Give the number of lines in the data that contain "found", and nothing more.

------------------------------------------------------------

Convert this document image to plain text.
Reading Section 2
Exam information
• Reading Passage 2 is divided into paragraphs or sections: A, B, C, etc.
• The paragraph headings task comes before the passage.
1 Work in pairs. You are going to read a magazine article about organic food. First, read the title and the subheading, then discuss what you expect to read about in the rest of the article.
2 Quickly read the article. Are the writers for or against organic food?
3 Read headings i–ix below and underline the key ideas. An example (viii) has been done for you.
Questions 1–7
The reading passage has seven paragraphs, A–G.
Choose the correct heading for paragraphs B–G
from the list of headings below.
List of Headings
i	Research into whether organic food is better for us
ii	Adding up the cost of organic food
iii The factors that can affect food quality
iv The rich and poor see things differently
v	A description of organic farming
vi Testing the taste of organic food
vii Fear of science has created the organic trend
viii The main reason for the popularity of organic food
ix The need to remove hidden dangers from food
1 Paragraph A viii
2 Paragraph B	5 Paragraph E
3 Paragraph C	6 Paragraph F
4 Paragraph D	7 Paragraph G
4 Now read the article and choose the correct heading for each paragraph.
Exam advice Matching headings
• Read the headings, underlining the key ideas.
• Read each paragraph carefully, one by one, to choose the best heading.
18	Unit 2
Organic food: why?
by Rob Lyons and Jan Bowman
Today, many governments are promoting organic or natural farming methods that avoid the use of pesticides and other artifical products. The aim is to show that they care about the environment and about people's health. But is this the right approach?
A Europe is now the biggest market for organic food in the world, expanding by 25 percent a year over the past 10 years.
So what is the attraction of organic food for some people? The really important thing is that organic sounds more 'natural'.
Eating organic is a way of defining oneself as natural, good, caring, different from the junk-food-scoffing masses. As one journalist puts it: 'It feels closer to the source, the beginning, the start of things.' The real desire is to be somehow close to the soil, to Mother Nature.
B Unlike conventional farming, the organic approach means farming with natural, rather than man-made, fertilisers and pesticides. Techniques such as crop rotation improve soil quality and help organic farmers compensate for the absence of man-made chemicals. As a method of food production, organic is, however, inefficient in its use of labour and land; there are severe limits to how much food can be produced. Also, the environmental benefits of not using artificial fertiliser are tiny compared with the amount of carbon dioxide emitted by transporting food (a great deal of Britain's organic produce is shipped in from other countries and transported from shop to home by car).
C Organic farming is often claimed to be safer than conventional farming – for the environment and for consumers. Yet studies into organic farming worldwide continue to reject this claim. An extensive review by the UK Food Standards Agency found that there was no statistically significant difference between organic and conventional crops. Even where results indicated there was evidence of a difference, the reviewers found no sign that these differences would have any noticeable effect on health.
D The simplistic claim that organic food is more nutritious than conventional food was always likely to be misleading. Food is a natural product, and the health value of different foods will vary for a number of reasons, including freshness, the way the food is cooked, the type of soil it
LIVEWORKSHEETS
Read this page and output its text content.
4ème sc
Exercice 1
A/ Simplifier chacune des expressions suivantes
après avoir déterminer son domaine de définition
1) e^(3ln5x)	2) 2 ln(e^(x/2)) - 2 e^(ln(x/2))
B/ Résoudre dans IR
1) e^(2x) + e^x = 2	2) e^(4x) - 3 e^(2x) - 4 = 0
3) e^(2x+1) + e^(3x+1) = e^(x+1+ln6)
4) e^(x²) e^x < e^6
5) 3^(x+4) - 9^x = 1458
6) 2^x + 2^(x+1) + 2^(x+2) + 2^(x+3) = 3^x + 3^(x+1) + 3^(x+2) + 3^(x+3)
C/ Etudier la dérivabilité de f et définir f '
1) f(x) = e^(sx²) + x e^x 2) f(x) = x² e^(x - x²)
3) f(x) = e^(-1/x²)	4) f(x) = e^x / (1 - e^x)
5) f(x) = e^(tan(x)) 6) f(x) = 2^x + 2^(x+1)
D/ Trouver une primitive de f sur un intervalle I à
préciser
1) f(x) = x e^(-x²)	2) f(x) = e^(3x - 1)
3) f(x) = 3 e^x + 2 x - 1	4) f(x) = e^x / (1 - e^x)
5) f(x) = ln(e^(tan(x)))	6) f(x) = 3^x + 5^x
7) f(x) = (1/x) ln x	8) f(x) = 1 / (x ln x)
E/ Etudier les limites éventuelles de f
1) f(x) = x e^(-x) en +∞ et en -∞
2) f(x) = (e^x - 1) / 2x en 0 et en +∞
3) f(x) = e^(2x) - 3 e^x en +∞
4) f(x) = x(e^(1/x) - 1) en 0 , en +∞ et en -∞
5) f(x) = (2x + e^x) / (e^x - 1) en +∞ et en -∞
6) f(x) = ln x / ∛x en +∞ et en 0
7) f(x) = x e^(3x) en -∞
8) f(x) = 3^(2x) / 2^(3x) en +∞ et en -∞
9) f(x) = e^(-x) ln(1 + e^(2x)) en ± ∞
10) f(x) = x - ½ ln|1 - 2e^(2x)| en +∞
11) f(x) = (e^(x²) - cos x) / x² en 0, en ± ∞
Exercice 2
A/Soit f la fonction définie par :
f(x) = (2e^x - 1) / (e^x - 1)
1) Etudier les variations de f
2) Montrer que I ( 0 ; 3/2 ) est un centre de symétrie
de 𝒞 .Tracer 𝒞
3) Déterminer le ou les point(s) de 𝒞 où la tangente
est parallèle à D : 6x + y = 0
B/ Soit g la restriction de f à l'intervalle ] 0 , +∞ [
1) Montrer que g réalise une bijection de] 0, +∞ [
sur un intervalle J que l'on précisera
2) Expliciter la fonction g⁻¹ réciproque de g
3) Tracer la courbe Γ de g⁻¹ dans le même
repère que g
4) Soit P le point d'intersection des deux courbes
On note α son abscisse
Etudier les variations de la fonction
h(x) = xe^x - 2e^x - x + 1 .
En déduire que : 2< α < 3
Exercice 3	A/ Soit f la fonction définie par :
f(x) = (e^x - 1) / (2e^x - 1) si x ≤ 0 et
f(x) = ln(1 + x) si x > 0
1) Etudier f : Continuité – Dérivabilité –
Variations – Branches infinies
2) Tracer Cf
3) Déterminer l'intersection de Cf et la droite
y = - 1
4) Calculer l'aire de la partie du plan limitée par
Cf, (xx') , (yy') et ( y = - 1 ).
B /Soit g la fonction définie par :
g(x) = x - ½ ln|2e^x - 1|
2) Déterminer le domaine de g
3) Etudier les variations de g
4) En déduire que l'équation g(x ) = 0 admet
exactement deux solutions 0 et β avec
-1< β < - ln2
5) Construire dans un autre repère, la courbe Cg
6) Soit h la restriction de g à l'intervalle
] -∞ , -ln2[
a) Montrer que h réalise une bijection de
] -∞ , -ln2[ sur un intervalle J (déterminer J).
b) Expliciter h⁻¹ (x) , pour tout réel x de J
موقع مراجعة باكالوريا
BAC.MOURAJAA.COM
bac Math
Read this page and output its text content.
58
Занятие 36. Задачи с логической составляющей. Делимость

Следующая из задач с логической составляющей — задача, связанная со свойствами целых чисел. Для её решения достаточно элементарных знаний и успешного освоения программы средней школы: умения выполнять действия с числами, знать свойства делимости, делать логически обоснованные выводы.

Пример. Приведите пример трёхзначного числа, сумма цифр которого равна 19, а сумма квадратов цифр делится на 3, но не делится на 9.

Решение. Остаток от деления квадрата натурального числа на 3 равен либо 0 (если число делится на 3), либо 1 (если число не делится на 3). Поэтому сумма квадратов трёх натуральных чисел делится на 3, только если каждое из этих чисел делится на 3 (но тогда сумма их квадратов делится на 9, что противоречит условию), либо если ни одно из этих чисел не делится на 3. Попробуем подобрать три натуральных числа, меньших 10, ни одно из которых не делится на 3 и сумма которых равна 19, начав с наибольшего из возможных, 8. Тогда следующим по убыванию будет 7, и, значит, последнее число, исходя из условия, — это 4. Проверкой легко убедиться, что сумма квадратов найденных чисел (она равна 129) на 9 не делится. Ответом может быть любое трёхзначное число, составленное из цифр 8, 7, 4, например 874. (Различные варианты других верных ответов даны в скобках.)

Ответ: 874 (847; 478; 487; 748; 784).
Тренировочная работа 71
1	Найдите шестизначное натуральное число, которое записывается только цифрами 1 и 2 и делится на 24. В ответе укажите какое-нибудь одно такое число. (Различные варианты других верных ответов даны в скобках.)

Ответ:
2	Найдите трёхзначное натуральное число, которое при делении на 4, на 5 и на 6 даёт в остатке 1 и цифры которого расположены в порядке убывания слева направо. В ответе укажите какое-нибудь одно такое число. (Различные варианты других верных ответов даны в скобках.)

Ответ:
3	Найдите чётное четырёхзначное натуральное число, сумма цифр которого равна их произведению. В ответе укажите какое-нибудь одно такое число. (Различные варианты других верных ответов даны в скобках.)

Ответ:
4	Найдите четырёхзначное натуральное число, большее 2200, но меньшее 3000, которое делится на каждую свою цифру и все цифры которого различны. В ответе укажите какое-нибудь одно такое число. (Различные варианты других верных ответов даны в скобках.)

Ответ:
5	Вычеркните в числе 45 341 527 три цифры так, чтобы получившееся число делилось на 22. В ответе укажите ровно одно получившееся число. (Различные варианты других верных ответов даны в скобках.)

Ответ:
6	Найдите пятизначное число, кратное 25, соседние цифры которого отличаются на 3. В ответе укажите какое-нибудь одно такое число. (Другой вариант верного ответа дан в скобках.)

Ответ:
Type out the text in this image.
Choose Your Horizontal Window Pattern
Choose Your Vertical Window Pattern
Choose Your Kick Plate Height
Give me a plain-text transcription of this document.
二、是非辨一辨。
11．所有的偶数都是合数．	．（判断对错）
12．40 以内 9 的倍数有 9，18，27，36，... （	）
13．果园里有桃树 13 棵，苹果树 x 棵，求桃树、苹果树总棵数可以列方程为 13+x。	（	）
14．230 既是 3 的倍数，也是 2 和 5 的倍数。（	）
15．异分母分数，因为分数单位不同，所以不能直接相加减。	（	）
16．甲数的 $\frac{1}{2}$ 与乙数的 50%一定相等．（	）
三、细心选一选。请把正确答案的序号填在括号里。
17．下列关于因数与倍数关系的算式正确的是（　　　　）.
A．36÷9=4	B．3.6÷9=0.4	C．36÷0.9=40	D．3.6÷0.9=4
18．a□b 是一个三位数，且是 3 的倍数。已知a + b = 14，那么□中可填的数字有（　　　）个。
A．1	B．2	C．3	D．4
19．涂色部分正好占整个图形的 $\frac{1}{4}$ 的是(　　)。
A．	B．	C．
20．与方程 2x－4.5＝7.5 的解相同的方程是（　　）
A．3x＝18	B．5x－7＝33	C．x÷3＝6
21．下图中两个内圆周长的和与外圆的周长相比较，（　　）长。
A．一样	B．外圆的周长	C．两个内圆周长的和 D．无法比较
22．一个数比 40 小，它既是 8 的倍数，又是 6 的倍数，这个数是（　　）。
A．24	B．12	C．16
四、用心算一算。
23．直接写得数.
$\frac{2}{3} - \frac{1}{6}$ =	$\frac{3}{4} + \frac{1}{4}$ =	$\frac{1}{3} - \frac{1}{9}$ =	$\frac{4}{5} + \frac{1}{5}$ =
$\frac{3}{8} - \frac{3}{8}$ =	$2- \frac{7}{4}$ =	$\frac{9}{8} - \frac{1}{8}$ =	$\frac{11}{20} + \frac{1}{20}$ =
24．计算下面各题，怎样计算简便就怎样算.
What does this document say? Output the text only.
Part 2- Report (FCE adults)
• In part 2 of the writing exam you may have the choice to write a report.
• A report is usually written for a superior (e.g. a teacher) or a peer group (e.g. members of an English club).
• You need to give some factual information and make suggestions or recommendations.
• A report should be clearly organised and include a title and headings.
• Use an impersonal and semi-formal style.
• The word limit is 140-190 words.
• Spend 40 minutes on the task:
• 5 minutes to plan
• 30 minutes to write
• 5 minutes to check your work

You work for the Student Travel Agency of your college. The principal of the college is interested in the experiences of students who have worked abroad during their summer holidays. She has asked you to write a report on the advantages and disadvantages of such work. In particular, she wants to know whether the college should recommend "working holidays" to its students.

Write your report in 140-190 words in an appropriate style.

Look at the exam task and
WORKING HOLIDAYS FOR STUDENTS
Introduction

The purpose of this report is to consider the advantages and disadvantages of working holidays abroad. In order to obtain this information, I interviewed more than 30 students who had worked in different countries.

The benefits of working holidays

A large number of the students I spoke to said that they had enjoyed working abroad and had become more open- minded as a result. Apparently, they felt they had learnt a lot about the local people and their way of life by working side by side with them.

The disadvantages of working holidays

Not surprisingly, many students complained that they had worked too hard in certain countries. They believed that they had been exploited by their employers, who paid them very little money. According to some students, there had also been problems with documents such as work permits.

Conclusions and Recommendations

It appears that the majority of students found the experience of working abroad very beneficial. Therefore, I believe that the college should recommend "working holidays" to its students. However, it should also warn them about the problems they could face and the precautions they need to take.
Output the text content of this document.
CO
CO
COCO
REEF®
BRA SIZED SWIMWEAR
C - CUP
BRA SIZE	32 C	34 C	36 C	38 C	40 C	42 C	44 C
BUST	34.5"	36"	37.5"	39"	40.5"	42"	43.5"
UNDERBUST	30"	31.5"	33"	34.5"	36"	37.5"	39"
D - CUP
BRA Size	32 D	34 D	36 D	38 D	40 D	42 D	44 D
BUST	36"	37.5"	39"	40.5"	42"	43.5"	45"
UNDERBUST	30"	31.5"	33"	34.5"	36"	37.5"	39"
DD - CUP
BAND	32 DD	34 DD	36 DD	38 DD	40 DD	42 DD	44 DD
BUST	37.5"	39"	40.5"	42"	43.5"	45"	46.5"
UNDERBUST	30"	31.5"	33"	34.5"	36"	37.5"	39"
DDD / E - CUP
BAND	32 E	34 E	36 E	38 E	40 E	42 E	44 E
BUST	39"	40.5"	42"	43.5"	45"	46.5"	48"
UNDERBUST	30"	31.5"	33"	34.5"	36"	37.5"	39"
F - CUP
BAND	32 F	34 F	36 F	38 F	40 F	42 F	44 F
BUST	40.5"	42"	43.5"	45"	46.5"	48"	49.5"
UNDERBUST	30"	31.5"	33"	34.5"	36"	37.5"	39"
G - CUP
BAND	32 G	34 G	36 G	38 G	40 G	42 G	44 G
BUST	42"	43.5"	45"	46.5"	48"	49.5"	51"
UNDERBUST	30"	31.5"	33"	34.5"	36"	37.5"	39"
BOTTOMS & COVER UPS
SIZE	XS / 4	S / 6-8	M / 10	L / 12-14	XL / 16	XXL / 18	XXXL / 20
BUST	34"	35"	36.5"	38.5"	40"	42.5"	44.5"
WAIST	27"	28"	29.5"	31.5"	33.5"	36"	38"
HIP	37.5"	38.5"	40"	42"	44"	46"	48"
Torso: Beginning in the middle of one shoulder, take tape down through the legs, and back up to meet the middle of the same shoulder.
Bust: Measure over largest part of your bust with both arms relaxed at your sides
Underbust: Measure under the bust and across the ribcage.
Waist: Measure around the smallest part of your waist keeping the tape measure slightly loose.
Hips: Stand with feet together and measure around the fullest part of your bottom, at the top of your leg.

------------------------------------------------------------

= EXERCISE RESPONSE =
2